For the first few years of my career I was my own secretary. The hospitalist group I was part of ranged in size from two to nine doctors, and each of us handled all our own telephone correspondence and paperwork without clerical help. If you looked up our “office” phone number in the hospital’s physician directory you would find each individual’s pager number.
As a result, each of us got many pages every day regarding routine administrative issues such as hospital medical records, death certificates, and billing questions. Sometimes I felt as though I were answering nearly as many calls via pager as the hospital operator. And the pages about important clinical issues were mixed with all these routine inquiries.
While doing without clerical support in a hospitalist practice can help keep your overhead really low (ours was always well under 10%), it is not an efficient way to operate. A nonclinical support person is nearly always worthwhile. But, while the group I was part of made the mistake of trying to do without such a person (a problem we eventually fixed), a number of groups make the opposite mistake and hire too much clerical help, making it difficult or impossible to justify the cost.
Think carefully about clerical support positions. Unfortunately, in many practices in which the hospitalists are employees of the hospital, the doctors may not be engaged in deciding the optimal role and staffing (number of fulltime employees, or FTEs) for this position. To the doctors, it feels as though this person doesn’t cost them anything (in many cases the doctors aren’t paying for it directly, the hospital is), so they might not spend a lot of time thinking about whether they’re really getting good value for the money. But the doctors are in a much better position than other hospital administrators to know whether that position optimally supports the practice.
The amount of staffing and precise job descriptions will vary tremendously from one practice to another. I want to offer some general guidelines worth consideration by nearly all practices. This discussion is not about support personnel, such as case managers dedicated to the hospitalist practice, midlevel providers, or other clinical support staff. This discussion is really about the front-office support staff for your practice.
++++++++++++++++++++
Tasks:
• a. In the text on hospitalist clerical support, how low was the overhead of the author's group while it had no clerical help?
• b. List the routine administrative issues that the text on hospitalist clerical support gives as the subjects of the daily pages.
• c. Extend the piece on clerical support for hospitalist practices beyond its last sentence.
The dataset entries play no part in this.

Dataset entries:
++++++++++++++++++++
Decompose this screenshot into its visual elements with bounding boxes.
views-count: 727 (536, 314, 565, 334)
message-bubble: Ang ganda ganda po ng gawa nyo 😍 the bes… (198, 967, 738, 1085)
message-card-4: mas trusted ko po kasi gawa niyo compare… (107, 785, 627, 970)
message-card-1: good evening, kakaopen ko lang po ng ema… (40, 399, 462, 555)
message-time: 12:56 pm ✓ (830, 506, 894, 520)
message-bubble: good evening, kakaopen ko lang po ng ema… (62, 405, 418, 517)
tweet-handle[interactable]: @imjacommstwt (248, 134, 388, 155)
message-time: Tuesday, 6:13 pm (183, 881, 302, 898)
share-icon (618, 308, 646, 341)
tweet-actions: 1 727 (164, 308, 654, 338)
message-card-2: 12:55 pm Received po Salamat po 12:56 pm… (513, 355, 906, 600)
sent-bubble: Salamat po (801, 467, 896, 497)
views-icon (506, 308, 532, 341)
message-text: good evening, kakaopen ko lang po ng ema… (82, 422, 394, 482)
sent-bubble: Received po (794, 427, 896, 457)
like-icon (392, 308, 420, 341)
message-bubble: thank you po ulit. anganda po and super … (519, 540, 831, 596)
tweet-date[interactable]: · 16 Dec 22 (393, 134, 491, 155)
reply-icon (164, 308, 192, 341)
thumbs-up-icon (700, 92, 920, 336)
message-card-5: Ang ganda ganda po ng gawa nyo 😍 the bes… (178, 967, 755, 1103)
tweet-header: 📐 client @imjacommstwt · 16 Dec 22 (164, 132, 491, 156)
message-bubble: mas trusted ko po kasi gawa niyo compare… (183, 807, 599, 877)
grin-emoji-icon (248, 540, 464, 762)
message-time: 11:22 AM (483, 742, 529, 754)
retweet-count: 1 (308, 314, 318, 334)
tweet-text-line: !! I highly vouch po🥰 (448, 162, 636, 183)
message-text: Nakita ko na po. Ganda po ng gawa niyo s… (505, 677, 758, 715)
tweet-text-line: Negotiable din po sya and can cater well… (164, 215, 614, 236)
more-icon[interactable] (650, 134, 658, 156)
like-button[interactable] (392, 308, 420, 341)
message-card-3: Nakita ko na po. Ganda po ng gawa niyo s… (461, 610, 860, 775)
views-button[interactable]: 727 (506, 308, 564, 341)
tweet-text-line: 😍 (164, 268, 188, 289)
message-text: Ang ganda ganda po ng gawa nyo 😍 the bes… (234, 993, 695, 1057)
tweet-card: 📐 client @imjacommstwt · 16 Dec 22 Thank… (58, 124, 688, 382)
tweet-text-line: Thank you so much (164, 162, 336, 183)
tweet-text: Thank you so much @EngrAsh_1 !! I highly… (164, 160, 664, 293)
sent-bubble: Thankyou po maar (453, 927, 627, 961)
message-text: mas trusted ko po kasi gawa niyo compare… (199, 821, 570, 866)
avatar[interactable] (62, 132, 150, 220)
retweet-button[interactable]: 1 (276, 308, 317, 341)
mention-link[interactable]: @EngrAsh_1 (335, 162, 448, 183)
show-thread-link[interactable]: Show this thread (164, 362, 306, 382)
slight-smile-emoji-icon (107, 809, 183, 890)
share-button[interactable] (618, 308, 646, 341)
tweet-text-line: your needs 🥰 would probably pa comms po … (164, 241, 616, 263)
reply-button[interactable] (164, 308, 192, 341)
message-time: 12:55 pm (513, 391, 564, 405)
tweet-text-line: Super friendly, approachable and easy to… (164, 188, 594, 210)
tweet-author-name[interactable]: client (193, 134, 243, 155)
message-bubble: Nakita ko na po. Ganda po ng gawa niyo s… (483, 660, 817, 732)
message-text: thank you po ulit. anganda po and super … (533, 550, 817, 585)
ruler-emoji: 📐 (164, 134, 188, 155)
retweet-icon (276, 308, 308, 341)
++++++++++++++++++++
Solved tasks:
• a. It was always well under 10%.

• b. Hospital medical records, death certificates, and billing questions.

• c.
How Many to Hire?
My experience suggests a hospitalist practice should have about one FTE of clerical support for every five to 15 FTE hospitalists. The optimal staffing for a particular practice will vary depending on the person’s precise responsibilities. A practice that operates at more than one site (e.g., one hospitalist group covers two hospitals) will usually need more support than one that operates in one hospital.
Practices smaller than five or six FTE hospitalists often need less than full-time support. They might work well using part-time clerical support from an existing member of the hospital’s staff, such as someone in administration or the medical staff office. In many cases this might mean the person has one incoming phone line dedicated to hospitalist calls and another dedicated to the other activity. Depending on which line rings, he/she answers by saying, “hospitalist office,” or “medical staff office.” Usually it is best for the person to be responsible for both activities all day long and not divide his/her time into working for the hospitalists only until noon, then spending the rest of each day supporting the other activity. Until the group I am currently part of grew to eight FTE hospitalists, our clerical support person had a full-time job—half of which was devoted to supporting our practice and the other half to supporting the hospital’s Institutional Review Board (IRB).